What to work on: Each line of the listing must be transcribed exactly, except for the images, which should be excluded.

Stored data
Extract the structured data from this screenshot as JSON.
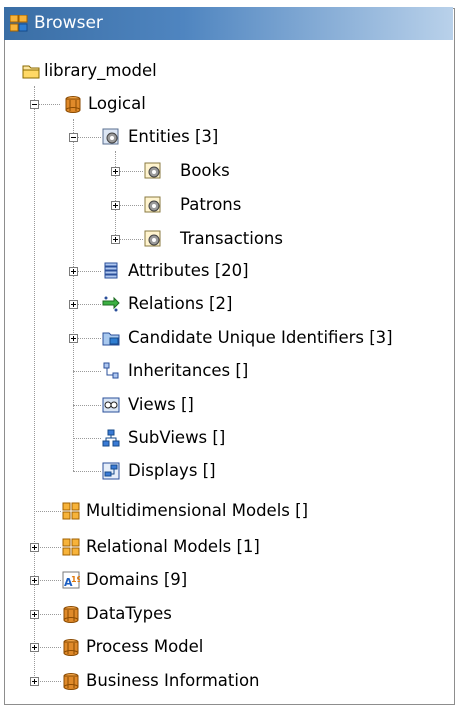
{
  "panel": {
    "title": "Browser",
    "title_icon": "browser-icon"
  },
  "tree": [
    {
      "label": "library_model",
      "icon": "folder-icon"
    },
    {
      "label": "Logical",
      "icon": "package-icon"
    },
    {
      "label": "Entities [3]",
      "icon": "entity-folder-icon"
    },
    {
      "label": "Books",
      "icon": "entity-icon"
    },
    {
      "label": "Patrons",
      "icon": "entity-icon"
    },
    {
      "label": "Transactions",
      "icon": "entity-icon"
    },
    {
      "label": "Attributes [20]",
      "icon": "attributes-icon"
    },
    {
      "label": "Relations [2]",
      "icon": "relations-icon"
    },
    {
      "label": "Candidate Unique Identifiers [3]",
      "icon": "identifiers-icon"
    },
    {
      "label": "Inheritances []",
      "icon": "inheritance-icon"
    },
    {
      "label": "Views []",
      "icon": "views-icon"
    },
    {
      "label": "SubViews []",
      "icon": "subviews-icon"
    },
    {
      "label": "Displays []",
      "icon": "displays-icon"
    },
    {
      "label": "Multidimensional Models []",
      "icon": "grid-icon"
    },
    {
      "label": "Relational Models [1]",
      "icon": "grid-icon"
    },
    {
      "label": "Domains [9]",
      "icon": "domains-icon"
    },
    {
      "label": "DataTypes",
      "icon": "package-icon"
    },
    {
      "label": "Process Model",
      "icon": "package-icon"
    },
    {
      "label": "Business Information",
      "icon": "package-icon"
    }
  ]
}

Finished task:
Extract the structured data from this screenshot as JSON.
{
  "panel": {
    "title": "Browser",
    "title_icon": "browser-icon"
  },
  "tree": [
    {
      "label": "library_model",
      "icon": "folder-icon"
    },
    {
      "label": "Logical",
      "icon": "package-icon"
    },
    {
      "label": "Entities [3]",
      "icon": "entity-folder-icon"
    },
    {
      "label": "Books",
      "icon": "entity-icon"
    },
    {
      "label": "Patrons",
      "icon": "entity-icon"
    },
    {
      "label": "Transactions",
      "icon": "entity-icon"
    },
    {
      "label": "Attributes [20]",
      "icon": "attributes-icon"
    },
    {
      "label": "Relations [2]",
      "icon": "relations-icon"
    },
    {
      "label": "Candidate Unique Identifiers [3]",
      "icon": "identifiers-icon"
    },
    {
      "label": "Inheritances []",
      "icon": "inheritance-icon"
    },
    {
      "label": "Views []",
      "icon": "views-icon"
    },
    {
      "label": "SubViews []",
      "icon": "subviews-icon"
    },
    {
      "label": "Displays []",
      "icon": "displays-icon"
    },
    {
      "label": "Multidimensional Models []",
      "icon": "grid-icon"
    },
    {
      "label": "Relational Models [1]",
      "icon": "grid-icon"
    },
    {
      "label": "Domains [9]",
      "icon": "domains-icon"
    },
    {
      "label": "DataTypes",
      "icon": "package-icon"
    },
    {
      "label": "Process Model",
      "icon": "package-icon"
    },
    {
      "label": "Business Information",
      "icon": "package-icon"
    }
  ]
}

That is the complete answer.